Words by Tim Newby/ Images by Tim Newby & Russell Stoddard
Firmly established as one of the Mid-Atlantic’s premier one-day music festivals, The Hot August Music Festival, returned for its 23rd installment with a diverse line-up that kept alive the deep tradition of musical greatness that first started 23 years ago in founder Brad Selko’s backyard.
The line-up this year tended towards a rootsy, bluegrassy sound with the Punch Brothers, Infamous Stringdusters, Railroad Earth, Cabinet, and the Sligo Creek Stompers all making appearances throughout the day. But as with Hot August Music Fest’s past, the line-up reflected a wide-range of musical tastes, allowing one to bounce between the three stages and satisfy all their musical desires and needs. Looking for some blustery-rock? Swing by the man stage for the guitar-thrash of Shakey Graves. Need some Electro-funk? Head over to the side-stage for the high-octane explosion of Pigeons Playing Ping-Pong. Trying to find some swampy-New Orleans soul? The Revivliasts are on right before the Stringdusters. Looking for some smooth blues? Find the stage in the woods and catch Jarekus Singleton’s scintillating set.

INFORMATION GIVEN:

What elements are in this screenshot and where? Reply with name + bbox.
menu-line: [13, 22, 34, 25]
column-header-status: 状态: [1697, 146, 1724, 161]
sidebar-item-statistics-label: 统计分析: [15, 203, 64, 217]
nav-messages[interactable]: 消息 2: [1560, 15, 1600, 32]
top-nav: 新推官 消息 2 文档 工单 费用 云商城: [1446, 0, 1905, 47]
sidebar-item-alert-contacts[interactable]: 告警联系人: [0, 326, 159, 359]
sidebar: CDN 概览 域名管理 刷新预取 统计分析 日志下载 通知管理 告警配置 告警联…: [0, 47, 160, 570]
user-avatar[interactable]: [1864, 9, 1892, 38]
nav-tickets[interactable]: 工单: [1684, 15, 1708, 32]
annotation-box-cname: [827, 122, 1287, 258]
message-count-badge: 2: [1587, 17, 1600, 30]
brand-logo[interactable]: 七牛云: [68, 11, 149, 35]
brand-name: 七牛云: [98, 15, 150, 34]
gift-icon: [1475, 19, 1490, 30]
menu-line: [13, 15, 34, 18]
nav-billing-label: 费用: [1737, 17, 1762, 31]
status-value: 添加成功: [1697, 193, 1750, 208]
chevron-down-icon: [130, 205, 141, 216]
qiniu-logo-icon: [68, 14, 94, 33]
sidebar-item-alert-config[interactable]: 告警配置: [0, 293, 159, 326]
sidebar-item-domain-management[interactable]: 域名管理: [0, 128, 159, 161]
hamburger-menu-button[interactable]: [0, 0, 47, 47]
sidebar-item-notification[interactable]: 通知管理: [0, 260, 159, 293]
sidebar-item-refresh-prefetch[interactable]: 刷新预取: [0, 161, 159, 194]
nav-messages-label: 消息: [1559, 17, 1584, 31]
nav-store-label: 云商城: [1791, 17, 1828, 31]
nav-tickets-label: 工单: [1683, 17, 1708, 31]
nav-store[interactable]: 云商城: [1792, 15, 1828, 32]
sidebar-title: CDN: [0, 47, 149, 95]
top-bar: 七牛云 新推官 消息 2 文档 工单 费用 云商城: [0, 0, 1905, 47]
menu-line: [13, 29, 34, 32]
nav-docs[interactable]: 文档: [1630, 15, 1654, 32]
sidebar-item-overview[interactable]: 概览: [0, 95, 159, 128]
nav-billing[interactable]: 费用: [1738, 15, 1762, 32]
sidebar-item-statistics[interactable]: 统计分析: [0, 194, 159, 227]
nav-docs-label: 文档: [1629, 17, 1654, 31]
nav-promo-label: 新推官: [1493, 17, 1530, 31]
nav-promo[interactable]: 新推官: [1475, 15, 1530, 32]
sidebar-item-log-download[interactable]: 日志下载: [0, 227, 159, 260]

EXERCISE AIM: Copy the festival review verbatim from "Words by Tim" to "Brad Selko’s backyard.". Base your work solely on the festival review, not on the material.

TASK RESULT:
Words by Tim Newby/ Images by Tim Newby & Russell Stoddard
Firmly established as one of the Mid-Atlantic’s premier one-day music festivals, The Hot August Music Festival, returned for its 23rd installment with a diverse line-up that kept alive the deep tradition of musical greatness that first started 23 years ago in founder Brad Selko’s backyard.